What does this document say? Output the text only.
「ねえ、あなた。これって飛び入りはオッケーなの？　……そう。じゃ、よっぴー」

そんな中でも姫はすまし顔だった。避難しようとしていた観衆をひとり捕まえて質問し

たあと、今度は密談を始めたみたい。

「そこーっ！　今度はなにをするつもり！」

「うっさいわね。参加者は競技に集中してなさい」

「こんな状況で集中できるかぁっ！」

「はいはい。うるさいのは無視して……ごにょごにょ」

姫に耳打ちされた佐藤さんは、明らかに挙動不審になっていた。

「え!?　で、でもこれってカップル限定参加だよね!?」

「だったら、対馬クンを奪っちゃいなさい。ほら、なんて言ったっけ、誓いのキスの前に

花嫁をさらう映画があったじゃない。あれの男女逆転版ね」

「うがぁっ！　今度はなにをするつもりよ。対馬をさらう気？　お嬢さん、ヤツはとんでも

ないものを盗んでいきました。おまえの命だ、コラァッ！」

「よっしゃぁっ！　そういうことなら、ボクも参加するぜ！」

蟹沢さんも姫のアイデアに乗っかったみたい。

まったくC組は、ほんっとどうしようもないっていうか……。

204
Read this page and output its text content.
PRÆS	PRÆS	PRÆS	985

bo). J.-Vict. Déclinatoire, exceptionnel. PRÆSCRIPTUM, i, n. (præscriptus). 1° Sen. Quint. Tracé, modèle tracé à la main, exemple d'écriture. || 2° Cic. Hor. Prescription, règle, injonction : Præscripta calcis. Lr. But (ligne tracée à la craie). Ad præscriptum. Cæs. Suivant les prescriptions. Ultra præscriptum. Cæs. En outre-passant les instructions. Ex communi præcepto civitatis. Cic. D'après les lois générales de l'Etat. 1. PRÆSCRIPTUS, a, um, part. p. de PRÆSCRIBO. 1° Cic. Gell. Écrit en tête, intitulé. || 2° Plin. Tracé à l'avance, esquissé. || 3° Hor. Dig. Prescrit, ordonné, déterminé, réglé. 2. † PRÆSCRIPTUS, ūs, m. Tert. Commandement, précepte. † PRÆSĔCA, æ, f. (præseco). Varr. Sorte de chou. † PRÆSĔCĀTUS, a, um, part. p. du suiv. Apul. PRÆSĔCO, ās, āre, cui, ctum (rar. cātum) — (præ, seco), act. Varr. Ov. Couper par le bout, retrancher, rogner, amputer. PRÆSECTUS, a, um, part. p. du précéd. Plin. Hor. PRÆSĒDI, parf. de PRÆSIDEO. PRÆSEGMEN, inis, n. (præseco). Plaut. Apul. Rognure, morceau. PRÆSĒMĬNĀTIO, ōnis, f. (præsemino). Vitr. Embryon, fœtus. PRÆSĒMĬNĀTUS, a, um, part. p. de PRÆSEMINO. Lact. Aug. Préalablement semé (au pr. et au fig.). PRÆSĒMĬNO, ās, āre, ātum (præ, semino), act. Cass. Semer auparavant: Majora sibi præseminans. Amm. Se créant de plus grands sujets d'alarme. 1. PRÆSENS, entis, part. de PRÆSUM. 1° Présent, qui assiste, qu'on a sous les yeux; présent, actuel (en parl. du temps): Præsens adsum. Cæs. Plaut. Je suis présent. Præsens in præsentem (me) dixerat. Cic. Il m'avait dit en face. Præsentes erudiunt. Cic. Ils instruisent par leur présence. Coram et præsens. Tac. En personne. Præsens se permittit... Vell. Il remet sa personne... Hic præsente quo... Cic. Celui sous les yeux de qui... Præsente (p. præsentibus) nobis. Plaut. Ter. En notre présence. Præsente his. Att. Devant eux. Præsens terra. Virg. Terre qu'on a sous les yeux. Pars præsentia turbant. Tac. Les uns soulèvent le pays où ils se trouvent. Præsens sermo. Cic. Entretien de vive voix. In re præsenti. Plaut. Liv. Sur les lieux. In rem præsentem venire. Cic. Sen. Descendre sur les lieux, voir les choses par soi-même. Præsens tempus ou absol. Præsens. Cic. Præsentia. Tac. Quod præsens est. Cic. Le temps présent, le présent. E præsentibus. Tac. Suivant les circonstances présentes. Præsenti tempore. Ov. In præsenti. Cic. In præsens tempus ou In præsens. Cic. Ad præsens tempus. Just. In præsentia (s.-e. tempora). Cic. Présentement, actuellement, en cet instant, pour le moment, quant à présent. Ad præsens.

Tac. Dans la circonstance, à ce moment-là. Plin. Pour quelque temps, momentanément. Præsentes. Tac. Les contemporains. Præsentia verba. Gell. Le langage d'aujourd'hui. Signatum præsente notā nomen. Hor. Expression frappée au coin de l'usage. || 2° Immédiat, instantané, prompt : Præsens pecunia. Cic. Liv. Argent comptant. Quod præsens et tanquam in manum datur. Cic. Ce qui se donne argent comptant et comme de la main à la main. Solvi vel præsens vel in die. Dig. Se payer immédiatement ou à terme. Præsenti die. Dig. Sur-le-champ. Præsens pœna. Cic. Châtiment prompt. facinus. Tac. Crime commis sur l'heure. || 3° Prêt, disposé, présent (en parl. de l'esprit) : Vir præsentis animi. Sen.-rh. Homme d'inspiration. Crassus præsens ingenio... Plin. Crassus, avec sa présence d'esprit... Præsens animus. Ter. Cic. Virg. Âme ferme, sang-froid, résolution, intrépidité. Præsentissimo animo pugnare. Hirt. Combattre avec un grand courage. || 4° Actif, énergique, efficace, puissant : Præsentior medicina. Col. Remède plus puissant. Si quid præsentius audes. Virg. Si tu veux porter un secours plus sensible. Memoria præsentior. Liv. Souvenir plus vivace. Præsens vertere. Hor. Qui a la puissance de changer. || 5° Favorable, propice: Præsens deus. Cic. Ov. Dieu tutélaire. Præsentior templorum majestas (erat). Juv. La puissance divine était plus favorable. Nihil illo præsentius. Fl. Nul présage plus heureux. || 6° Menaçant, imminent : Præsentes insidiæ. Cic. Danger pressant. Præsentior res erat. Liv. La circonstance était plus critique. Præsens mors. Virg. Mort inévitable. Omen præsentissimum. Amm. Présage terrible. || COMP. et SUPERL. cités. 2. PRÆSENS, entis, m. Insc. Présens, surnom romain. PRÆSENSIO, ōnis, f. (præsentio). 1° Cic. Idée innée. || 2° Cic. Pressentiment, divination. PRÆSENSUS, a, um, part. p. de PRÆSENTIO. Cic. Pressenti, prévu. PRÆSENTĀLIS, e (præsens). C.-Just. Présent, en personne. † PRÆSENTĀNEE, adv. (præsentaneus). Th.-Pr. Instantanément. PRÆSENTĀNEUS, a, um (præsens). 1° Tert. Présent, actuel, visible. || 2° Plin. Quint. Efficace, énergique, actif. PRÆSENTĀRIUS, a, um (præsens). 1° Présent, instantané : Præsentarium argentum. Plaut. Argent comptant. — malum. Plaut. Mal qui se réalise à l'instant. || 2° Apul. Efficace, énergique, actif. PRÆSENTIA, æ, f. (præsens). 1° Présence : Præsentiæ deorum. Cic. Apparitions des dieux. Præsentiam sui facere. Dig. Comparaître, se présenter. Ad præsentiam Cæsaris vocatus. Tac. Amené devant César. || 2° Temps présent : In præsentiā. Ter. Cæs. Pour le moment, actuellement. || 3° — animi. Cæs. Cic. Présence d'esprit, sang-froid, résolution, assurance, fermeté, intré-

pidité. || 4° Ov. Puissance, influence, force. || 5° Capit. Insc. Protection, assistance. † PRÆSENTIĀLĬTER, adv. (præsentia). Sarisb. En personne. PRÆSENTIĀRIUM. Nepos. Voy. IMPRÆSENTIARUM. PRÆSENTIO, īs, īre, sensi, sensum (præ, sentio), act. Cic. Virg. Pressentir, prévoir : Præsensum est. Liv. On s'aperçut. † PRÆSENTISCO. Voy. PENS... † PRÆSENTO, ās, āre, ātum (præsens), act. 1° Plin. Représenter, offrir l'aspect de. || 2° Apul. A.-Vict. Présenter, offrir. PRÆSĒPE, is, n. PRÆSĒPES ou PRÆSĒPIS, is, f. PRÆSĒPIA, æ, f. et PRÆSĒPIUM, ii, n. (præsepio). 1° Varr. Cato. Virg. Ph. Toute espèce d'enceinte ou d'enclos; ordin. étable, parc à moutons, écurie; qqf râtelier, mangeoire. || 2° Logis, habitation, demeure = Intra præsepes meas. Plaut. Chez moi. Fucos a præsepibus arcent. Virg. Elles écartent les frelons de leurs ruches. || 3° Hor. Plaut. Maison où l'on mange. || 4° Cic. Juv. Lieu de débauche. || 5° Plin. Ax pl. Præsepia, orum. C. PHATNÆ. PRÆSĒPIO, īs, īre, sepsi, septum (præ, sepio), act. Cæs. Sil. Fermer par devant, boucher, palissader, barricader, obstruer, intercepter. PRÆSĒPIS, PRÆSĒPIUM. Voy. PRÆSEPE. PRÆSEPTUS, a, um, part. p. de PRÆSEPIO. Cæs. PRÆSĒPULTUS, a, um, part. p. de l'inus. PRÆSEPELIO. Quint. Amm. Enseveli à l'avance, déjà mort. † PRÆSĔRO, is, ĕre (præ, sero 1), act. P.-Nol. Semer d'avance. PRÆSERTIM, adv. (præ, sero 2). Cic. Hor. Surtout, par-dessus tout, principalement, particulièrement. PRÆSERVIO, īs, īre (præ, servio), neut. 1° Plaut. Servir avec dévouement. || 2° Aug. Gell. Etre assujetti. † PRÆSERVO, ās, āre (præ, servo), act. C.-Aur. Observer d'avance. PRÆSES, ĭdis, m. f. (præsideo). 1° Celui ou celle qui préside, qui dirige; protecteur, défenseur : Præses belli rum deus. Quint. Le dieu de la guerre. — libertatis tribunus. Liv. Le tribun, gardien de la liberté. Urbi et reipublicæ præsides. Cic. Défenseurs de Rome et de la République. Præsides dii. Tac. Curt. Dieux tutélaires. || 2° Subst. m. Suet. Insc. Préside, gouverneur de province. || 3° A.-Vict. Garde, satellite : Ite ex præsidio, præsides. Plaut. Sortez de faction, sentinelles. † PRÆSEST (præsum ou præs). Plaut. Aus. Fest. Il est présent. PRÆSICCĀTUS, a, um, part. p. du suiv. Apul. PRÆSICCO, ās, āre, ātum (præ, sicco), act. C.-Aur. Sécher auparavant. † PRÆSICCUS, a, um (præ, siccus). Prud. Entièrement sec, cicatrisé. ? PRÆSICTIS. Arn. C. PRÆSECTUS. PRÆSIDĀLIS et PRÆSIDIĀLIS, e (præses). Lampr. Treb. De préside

======

THE PROBLEM »
Exactly how many lines in the data above contain the word "this"? Respond with the number and nothing more.

FINAL ANSWER »
2